Saved entries:

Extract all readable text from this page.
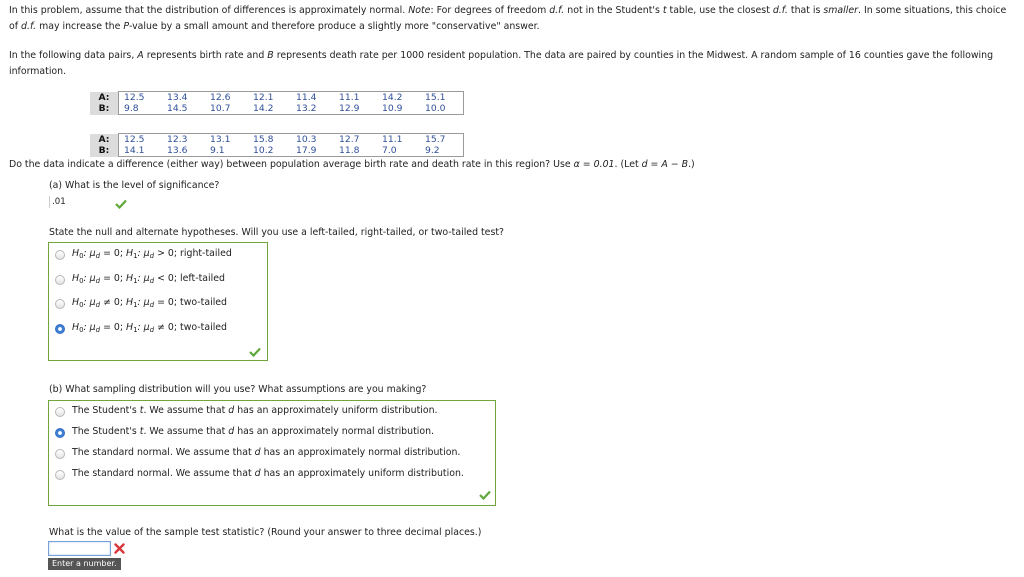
In this problem, assume that the distribution of differences is approximately normal. Note: For degrees of freedom d.f. not in the Student's t table, use the closest d.f. that is smaller. In some situations, this choice of d.f. may increase the P-value by a small amount and therefore produce a slightly more "conservative" answer.
In the following data pairs, A represents birth rate and B represents death rate per 1000 resident population. The data are paired by counties in the Midwest. A random sample of 16 counties gave the following information.
A:	12.5	13.4	12.6	12.1	11.4	11.1	14.2	15.1
B:	9.8	14.5	10.7	14.2	13.2	12.9	10.9	10.0
A:	12.5	12.3	13.1	15.8	10.3	12.7	11.1	15.7
B:	14.1	13.6	9.1	10.2	17.9	11.8	7.0	9.2
Do the data indicate a difference (either way) between population average birth rate and death rate in this region? Use α = 0.01. (Let d = A − B.)
(a) What is the level of significance?
.01
State the null and alternate hypotheses. Will you use a left-tailed, right-tailed, or two-tailed test?
$H_0$: $\mu_d = 0$; $H_1$: $\mu_d > 0$; right-tailed
$H_0$: $\mu_d = 0$; $H_1$: $\mu_d < 0$; left-tailed
$H_0$: $\mu_d \ne 0$; $H_1$: $\mu_d = 0$; two-tailed
$H_0$: $\mu_d = 0$; $H_1$: $\mu_d \ne 0$; two-tailed
(b) What sampling distribution will you use? What assumptions are you making?
The Student's t. We assume that d has an approximately uniform distribution.
The Student's t. We assume that d has an approximately normal distribution.
The standard normal. We assume that d has an approximately normal distribution.
The standard normal. We assume that d has an approximately uniform distribution.
What is the value of the sample test statistic? (Round your answer to three decimal places.)
Enter a number.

▸ **Direction**: Transcribe all entries above exactly. Drop the pictures.

▸ **Task output**:
Extract all readable text from this page.
In this problem, assume that the distribution of differences is approximately normal. Note: For degrees of freedom d.f. not in the Student's t table, use the closest d.f. that is smaller. In some situations, this choice of d.f. may increase the P-value by a small amount and therefore produce a slightly more "conservative" answer.
In the following data pairs, A represents birth rate and B represents death rate per 1000 resident population. The data are paired by counties in the Midwest. A random sample of 16 counties gave the following information.
A:	12.5	13.4	12.6	12.1	11.4	11.1	14.2	15.1
B:	9.8	14.5	10.7	14.2	13.2	12.9	10.9	10.0
A:	12.5	12.3	13.1	15.8	10.3	12.7	11.1	15.7
B:	14.1	13.6	9.1	10.2	17.9	11.8	7.0	9.2
Do the data indicate a difference (either way) between population average birth rate and death rate in this region? Use α = 0.01. (Let d = A − B.)
(a) What is the level of significance?
.01
State the null and alternate hypotheses. Will you use a left-tailed, right-tailed, or two-tailed test?
$H_0$: $\mu_d = 0$; $H_1$: $\mu_d > 0$; right-tailed
$H_0$: $\mu_d = 0$; $H_1$: $\mu_d < 0$; left-tailed
$H_0$: $\mu_d \ne 0$; $H_1$: $\mu_d = 0$; two-tailed
$H_0$: $\mu_d = 0$; $H_1$: $\mu_d \ne 0$; two-tailed
(b) What sampling distribution will you use? What assumptions are you making?
The Student's t. We assume that d has an approximately uniform distribution.
The Student's t. We assume that d has an approximately normal distribution.
The standard normal. We assume that d has an approximately normal distribution.
The standard normal. We assume that d has an approximately uniform distribution.
What is the value of the sample test statistic? (Round your answer to three decimal places.)
Enter a number.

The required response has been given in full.